[Prompt]
Print the complete set of entries exactly.

[Entries shown]
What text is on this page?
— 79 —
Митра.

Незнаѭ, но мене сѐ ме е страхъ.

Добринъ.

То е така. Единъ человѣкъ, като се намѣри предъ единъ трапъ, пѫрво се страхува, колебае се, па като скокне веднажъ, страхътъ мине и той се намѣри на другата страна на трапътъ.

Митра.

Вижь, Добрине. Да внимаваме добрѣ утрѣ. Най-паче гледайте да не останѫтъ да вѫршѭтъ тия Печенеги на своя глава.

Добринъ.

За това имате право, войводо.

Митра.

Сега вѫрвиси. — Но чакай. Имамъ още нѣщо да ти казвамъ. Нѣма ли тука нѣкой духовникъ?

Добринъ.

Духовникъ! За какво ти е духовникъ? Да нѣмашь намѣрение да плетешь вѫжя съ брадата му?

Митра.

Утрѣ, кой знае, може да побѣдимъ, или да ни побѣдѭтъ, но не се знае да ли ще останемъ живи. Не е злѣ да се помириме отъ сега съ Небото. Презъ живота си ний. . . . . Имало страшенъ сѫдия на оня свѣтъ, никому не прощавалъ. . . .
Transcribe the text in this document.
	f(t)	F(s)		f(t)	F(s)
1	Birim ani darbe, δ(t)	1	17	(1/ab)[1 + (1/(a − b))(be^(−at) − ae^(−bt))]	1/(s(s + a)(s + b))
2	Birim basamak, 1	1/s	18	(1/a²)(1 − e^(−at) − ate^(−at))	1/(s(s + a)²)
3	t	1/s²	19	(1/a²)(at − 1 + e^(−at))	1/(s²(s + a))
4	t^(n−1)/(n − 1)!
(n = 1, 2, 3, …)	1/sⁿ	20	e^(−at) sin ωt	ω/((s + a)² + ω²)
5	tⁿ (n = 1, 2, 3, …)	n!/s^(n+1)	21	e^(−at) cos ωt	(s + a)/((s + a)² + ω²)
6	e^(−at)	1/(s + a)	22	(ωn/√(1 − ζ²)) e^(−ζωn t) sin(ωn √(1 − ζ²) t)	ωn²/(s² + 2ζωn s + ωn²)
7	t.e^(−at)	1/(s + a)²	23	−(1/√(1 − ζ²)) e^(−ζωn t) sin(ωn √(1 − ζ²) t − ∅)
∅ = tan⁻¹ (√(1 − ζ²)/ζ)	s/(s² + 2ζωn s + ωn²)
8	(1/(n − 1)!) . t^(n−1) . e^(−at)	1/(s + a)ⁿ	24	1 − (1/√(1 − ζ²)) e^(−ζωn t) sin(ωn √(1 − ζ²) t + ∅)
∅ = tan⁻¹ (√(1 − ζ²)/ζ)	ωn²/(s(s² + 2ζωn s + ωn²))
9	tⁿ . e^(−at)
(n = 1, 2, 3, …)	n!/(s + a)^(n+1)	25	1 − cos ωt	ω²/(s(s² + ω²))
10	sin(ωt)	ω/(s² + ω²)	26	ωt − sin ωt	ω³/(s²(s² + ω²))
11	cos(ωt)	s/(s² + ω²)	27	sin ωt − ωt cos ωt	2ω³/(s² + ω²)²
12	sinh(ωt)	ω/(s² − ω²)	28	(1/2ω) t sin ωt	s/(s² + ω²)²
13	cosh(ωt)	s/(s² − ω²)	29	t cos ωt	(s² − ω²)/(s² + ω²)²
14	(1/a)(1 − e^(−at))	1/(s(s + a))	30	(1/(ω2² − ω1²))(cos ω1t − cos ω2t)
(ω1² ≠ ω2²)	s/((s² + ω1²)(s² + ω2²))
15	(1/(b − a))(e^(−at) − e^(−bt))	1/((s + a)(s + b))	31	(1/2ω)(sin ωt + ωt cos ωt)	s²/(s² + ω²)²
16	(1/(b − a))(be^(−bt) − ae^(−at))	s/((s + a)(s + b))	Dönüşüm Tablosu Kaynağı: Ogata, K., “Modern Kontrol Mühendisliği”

[Reply to the exercise]
What text is on this page?
— 79 —
Митра.

Незнаѭ, но мене сѐ ме е страхъ.

Добринъ.

То е така. Единъ человѣкъ, като се намѣри предъ единъ трапъ, пѫрво се страхува, колебае се, па като скокне веднажъ, страхътъ мине и той се намѣри на другата страна на трапътъ.

Митра.

Вижь, Добрине. Да внимаваме добрѣ утрѣ. Най-паче гледайте да не останѫтъ да вѫршѭтъ тия Печенеги на своя глава.

Добринъ.

За това имате право, войводо.

Митра.

Сега вѫрвиси. — Но чакай. Имамъ още нѣщо да ти казвамъ. Нѣма ли тука нѣкой духовникъ?

Добринъ.

Духовникъ! За какво ти е духовникъ? Да нѣмашь намѣрение да плетешь вѫжя съ брадата му?

Митра.

Утрѣ, кой знае, може да побѣдимъ, или да ни побѣдѭтъ, но не се знае да ли ще останемъ живи. Не е злѣ да се помириме отъ сега съ Небото. Презъ живота си ний. . . . . Имало страшенъ сѫдия на оня свѣтъ, никому не прощавалъ. . . .
Transcribe the text in this document.
	f(t)	F(s)		f(t)	F(s)
1	Birim ani darbe, δ(t)	1	17	(1/ab)[1 + (1/(a − b))(be^(−at) − ae^(−bt))]	1/(s(s + a)(s + b))
2	Birim basamak, 1	1/s	18	(1/a²)(1 − e^(−at) − ate^(−at))	1/(s(s + a)²)
3	t	1/s²	19	(1/a²)(at − 1 + e^(−at))	1/(s²(s + a))
4	t^(n−1)/(n − 1)!
(n = 1, 2, 3, …)	1/sⁿ	20	e^(−at) sin ωt	ω/((s + a)² + ω²)
5	tⁿ (n = 1, 2, 3, …)	n!/s^(n+1)	21	e^(−at) cos ωt	(s + a)/((s + a)² + ω²)
6	e^(−at)	1/(s + a)	22	(ωn/√(1 − ζ²)) e^(−ζωn t) sin(ωn √(1 − ζ²) t)	ωn²/(s² + 2ζωn s + ωn²)
7	t.e^(−at)	1/(s + a)²	23	−(1/√(1 − ζ²)) e^(−ζωn t) sin(ωn √(1 − ζ²) t − ∅)
∅ = tan⁻¹ (√(1 − ζ²)/ζ)	s/(s² + 2ζωn s + ωn²)
8	(1/(n − 1)!) . t^(n−1) . e^(−at)	1/(s + a)ⁿ	24	1 − (1/√(1 − ζ²)) e^(−ζωn t) sin(ωn √(1 − ζ²) t + ∅)
∅ = tan⁻¹ (√(1 − ζ²)/ζ)	ωn²/(s(s² + 2ζωn s + ωn²))
9	tⁿ . e^(−at)
(n = 1, 2, 3, …)	n!/(s + a)^(n+1)	25	1 − cos ωt	ω²/(s(s² + ω²))
10	sin(ωt)	ω/(s² + ω²)	26	ωt − sin ωt	ω³/(s²(s² + ω²))
11	cos(ωt)	s/(s² + ω²)	27	sin ωt − ωt cos ωt	2ω³/(s² + ω²)²
12	sinh(ωt)	ω/(s² − ω²)	28	(1/2ω) t sin ωt	s/(s² + ω²)²
13	cosh(ωt)	s/(s² − ω²)	29	t cos ωt	(s² − ω²)/(s² + ω²)²
14	(1/a)(1 − e^(−at))	1/(s(s + a))	30	(1/(ω2² − ω1²))(cos ω1t − cos ω2t)
(ω1² ≠ ω2²)	s/((s² + ω1²)(s² + ω2²))
15	(1/(b − a))(e^(−at) − e^(−bt))	1/((s + a)(s + b))	31	(1/2ω)(sin ωt + ωt cos ωt)	s²/(s² + ω²)²
16	(1/(b − a))(be^(−bt) − ae^(−at))	s/((s + a)(s + b))	Dönüşüm Tablosu Kaynağı: Ogata, K., “Modern Kontrol Mühendisliği”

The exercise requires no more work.